» **Lines of data**
══════════
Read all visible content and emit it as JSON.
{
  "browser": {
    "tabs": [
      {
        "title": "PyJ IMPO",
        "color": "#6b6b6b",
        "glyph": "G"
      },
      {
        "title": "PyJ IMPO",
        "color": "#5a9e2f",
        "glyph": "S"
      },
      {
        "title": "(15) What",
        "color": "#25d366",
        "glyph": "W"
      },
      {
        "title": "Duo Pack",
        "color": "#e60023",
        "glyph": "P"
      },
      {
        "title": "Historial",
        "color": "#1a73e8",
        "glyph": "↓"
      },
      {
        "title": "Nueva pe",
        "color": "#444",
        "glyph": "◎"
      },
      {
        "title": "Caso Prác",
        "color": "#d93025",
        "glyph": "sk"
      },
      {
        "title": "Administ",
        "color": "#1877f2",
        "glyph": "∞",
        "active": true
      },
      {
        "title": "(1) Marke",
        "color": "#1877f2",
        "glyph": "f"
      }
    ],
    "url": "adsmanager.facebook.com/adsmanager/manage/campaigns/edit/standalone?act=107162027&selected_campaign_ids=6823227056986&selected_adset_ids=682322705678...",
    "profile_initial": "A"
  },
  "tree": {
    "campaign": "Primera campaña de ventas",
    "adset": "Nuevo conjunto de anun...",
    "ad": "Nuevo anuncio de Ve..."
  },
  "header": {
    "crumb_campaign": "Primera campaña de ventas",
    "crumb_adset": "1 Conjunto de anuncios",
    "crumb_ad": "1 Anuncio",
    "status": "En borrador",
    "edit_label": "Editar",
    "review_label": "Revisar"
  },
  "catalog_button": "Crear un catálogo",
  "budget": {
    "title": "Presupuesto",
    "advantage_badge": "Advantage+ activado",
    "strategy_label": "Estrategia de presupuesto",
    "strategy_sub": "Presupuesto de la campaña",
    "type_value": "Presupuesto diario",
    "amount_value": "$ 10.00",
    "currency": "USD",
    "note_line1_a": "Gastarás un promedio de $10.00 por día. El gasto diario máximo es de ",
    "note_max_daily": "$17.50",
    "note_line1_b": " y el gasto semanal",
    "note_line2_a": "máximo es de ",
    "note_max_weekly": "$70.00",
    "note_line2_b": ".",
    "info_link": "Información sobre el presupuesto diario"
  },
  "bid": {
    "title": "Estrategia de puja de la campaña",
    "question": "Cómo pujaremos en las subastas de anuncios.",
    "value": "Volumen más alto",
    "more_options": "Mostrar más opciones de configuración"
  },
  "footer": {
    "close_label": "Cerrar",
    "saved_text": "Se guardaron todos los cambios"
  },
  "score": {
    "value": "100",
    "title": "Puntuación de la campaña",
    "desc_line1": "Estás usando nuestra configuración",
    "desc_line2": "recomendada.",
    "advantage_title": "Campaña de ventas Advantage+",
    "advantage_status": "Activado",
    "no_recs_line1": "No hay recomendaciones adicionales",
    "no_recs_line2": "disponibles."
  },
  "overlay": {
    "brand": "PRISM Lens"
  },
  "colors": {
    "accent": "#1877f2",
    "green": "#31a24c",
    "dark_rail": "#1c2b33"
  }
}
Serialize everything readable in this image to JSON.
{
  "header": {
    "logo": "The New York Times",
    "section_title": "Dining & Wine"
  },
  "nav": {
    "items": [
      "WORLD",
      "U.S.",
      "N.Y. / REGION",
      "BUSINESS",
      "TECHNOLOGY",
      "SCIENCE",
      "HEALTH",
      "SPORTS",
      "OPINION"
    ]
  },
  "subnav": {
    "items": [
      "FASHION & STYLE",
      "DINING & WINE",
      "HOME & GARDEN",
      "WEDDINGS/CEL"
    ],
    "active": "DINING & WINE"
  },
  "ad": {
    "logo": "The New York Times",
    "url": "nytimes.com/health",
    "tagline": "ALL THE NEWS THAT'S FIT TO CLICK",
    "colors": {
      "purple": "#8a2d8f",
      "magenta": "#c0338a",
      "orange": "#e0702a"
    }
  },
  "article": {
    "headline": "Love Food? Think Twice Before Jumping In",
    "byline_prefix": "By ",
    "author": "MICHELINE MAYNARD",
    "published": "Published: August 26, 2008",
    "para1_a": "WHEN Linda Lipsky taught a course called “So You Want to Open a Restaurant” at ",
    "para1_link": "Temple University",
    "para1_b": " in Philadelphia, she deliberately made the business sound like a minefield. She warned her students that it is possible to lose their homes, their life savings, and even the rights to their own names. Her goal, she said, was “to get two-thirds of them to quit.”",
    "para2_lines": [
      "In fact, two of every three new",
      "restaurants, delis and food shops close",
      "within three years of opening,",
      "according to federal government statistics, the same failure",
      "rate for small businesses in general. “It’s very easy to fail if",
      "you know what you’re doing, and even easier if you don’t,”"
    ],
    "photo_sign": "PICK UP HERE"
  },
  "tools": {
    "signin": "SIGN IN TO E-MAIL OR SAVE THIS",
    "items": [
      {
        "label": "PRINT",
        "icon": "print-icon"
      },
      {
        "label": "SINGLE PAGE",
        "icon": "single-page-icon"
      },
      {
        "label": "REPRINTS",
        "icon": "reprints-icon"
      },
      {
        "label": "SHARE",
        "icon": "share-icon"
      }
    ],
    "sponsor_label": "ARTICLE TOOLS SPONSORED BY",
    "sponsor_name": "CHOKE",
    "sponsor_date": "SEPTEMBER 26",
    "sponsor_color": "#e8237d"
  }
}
══════════
» **Directions for this task**
Copy out every line holding the string "glyph".

» **Written response**
        "glyph": "G"
        "glyph": "S"
        "glyph": "W"
        "glyph": "P"
        "glyph": "↓"
        "glyph": "◎"
        "glyph": "sk"
        "glyph": "∞",
        "glyph": "f"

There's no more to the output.